Scrapy项目实战之爬取某社区用户详情


Posted in Python onSeptember 17, 2020

本文介绍了Scrapy项目实战之爬取某社区用户详情,分享给大家,具有如下:

get_cookies.py

from selenium import webdriver
from pymongo import MongoClient
from scrapy.crawler import overridden_settings
# from segmentfault import settings
import time
import settings

class GetCookies(object):
 def __init__(self):
  # 初始化组件
  # 设定webdriver选项
  self.opt = webdriver.ChromeOptions()
  # self.opt.add_argument("--headless")
  # 初始化用户列表
  self.user_list = settings.USER_LIST
  # 初始化MongoDB参数
  self.client = MongoClient(settings.MONGO_URI)
  self.db = self.client[settings.MONGO_DB]
  self.collection = self.db["cookies"]

 def get_cookies(self,username,password):
  """

  :param username:
  :param password:
  :return: cookies
  """
  # 使用webdriver选项创建driver
  driver = webdriver.Chrome(executable_path="/Users/Hank/scrapy/segmentfault/segmentfault/chromedriver",options=self.opt)
  driver.get("https://segmentfault.com/user/login")
  driver.find_element_by_name("username").send_keys(username)
  driver.find_element_by_name("password").send_keys(password)
  driver.find_element_by_xpath("//button[@type='submit']").click()
  time.sleep(2)
  driver.get("https://segmentfault.com/u/luwangmeilun/users/following")
  # 登陆之后获取页面cookies
  cookies = driver.get_cookies()
  driver.quit()

  return cookies

 def format_cookies(self,cookies):
  """

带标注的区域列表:
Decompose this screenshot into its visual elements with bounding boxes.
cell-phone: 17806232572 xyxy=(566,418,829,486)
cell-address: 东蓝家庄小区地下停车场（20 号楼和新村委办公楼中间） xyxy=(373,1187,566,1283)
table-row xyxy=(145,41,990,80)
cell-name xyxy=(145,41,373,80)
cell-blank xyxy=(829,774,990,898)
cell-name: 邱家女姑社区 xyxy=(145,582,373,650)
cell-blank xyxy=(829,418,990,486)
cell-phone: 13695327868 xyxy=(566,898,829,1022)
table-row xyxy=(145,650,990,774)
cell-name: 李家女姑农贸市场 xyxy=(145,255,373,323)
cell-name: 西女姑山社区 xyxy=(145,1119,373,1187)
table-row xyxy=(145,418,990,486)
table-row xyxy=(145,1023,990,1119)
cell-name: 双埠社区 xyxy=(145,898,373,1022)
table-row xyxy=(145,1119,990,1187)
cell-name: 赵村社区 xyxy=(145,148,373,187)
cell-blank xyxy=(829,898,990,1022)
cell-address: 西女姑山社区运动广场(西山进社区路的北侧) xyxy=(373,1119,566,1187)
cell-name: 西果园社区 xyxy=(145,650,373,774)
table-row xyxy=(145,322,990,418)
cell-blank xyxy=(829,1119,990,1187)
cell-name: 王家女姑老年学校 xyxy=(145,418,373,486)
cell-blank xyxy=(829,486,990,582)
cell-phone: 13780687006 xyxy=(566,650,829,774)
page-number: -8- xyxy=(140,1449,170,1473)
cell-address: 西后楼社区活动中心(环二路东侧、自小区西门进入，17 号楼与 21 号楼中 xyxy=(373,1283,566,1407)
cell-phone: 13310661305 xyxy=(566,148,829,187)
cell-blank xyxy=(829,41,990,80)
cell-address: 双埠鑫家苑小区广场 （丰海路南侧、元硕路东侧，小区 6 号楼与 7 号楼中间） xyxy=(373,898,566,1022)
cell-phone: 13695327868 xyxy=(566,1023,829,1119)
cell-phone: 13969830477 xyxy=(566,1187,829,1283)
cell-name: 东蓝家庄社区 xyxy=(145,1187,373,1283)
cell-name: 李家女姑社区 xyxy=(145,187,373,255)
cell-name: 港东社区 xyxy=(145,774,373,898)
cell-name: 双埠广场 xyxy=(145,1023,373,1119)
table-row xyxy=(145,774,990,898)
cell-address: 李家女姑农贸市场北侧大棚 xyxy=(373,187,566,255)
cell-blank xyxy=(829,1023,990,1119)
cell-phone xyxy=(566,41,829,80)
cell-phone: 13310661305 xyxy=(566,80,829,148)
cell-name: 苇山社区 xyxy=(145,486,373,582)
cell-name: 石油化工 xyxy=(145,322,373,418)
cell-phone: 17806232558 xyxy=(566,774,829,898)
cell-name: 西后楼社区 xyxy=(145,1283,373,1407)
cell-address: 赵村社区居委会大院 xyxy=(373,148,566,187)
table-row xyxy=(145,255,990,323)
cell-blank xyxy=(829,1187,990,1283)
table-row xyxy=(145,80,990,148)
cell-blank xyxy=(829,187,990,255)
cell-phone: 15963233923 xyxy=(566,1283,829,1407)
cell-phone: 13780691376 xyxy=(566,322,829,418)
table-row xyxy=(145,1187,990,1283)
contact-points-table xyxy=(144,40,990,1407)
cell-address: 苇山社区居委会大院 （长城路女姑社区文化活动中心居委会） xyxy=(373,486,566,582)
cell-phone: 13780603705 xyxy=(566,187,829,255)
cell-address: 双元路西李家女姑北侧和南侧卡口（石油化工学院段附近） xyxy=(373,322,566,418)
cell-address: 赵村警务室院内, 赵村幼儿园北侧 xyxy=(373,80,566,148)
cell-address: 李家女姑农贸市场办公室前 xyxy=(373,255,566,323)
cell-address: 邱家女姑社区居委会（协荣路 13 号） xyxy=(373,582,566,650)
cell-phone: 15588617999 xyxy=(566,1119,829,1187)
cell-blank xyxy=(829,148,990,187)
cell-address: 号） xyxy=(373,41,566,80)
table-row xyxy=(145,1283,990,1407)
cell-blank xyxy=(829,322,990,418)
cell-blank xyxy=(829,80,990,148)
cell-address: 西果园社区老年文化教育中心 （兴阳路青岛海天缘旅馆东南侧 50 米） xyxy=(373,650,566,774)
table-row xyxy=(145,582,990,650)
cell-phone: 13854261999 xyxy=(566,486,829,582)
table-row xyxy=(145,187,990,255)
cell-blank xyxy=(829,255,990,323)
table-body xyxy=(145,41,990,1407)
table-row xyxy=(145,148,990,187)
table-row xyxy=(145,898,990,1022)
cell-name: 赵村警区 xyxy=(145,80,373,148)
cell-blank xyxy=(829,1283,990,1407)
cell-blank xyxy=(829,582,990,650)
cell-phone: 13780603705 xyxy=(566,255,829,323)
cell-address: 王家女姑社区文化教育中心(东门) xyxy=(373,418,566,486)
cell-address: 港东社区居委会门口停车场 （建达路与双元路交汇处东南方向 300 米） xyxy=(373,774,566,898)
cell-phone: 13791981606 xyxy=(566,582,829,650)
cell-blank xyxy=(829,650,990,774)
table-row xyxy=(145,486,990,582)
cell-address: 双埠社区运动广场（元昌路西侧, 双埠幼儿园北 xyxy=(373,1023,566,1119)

- [任务目标]: 能否从上面那篇Scrapy爬取社区用户详情教程的最后一行之后接着续写下去？

- [参考答案]:
  :param cookies:
  从driver.get_cookies的形式为:
  [{'domain': 'segmentfault.com', 'httpOnly': False, 'name': 'PHPSESSID',
  'path': '/', 'secure': False, 'value': 'web2~5grmfa89j12eksub8hja3bvaq4'},
  {'domain': '.segmentfault.com', 'expiry': 1581602940, 'httpOnly': False,
  'name': 'Hm_lvt_e23800c454aa573c0ccb16b52665ac26', 'path': '/', 'secure': False,
  'value': '1550066940'},
  {'domain': '.segmentfault.com', 'httpOnly': False,
  'name': 'Hm_lpvt_e23800c454aa573c0ccb16b52665ac26',
  'path': '/', 'secure': False, 'value': '1550066940'},
  {'domain': '.segmentfault.com', 'expiry': 1550067000, 'httpOnly': False,
  'name': '_gat', 'path': '/', 'secure': False, 'value': '1'},
  {'domain': '.segmentfault.com', 'expiry': 1550153340, 'httpOnly': False,
  'name': '_gid', 'path': '/', 'secure': False, 'value': 'GA1.2.783265084.1550066940'},
  {'domain': '.segmentfault.com', 'expiry': 1613138940, 'httpOnly': False, 'name': '_ga',
  'path': '/', 'secure': False, 'value': 'GA1.2.1119166665.1550066940'}]
  只需提取每一项的name与value即可

  :return:
  """
  c = dict()
  for item in cookies:
   c[item['name']] = item['value']

  return c

 def save(self):
  print("开始获取Cookies....")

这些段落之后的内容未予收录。